WHAT YOU WILL DO:
In the listing below, locate the lines that hold the string "this". Copy those lines.

(Raw records)
+---+
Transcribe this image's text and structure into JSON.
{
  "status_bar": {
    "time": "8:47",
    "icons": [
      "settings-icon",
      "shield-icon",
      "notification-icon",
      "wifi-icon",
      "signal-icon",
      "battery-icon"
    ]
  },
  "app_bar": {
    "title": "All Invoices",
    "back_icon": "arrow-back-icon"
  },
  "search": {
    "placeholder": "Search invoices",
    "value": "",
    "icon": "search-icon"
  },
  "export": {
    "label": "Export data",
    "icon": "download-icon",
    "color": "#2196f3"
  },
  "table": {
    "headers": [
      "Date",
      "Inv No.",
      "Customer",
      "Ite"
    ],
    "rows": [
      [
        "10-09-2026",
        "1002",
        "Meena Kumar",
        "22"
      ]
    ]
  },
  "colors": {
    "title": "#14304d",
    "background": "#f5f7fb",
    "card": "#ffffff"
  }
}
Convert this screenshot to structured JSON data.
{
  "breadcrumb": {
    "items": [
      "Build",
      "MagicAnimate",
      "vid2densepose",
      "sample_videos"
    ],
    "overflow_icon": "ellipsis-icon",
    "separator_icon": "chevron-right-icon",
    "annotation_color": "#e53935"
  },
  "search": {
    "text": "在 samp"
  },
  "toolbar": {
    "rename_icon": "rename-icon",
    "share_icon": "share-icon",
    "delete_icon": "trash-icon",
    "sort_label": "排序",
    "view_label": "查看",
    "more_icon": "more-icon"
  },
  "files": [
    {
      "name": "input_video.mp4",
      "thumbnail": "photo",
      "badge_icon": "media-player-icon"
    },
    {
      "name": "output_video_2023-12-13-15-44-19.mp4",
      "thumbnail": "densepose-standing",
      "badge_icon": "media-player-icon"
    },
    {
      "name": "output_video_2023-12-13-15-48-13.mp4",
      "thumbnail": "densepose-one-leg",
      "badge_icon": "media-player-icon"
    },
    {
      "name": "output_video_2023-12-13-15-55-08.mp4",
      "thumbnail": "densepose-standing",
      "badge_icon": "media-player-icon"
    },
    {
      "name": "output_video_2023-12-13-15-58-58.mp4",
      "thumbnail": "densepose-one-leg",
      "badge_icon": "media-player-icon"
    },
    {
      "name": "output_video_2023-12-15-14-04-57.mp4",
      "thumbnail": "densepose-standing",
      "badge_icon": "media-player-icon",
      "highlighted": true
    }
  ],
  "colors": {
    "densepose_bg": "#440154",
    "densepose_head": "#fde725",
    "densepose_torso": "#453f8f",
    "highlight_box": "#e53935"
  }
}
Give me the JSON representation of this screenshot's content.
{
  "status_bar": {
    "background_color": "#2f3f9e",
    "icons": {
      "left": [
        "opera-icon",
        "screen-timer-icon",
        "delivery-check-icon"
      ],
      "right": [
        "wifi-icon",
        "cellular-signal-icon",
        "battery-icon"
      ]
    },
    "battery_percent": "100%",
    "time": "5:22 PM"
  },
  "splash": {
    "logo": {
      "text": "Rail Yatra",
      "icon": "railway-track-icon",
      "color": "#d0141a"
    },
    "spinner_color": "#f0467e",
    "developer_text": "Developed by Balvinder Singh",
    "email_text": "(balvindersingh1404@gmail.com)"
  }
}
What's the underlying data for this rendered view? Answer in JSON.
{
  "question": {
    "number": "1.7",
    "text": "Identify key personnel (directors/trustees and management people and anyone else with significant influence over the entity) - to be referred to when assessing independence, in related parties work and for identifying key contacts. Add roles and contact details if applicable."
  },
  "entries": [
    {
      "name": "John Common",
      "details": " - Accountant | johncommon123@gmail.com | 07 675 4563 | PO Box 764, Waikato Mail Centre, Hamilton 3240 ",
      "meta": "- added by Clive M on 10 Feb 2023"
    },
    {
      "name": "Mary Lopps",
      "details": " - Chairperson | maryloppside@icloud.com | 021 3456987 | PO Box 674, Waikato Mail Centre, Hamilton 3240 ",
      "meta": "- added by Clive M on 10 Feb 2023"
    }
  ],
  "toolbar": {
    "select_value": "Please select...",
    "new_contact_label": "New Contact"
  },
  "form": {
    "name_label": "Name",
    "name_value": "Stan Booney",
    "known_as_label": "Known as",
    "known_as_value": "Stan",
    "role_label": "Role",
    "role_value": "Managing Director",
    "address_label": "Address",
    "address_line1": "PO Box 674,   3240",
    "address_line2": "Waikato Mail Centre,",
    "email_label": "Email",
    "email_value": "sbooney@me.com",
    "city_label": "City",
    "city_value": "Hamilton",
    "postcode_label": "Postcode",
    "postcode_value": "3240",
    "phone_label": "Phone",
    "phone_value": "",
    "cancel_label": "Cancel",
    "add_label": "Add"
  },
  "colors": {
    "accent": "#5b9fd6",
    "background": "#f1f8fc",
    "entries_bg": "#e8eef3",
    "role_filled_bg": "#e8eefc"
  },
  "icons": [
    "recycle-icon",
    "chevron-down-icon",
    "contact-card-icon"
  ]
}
+---+
THE ANSWER:
Transcribe this image's text and structure into JSON.
Convert this screenshot to structured JSON data.
Give me the JSON representation of this screenshot's content.
What's the underlying data for this rendered view? Answer in JSON.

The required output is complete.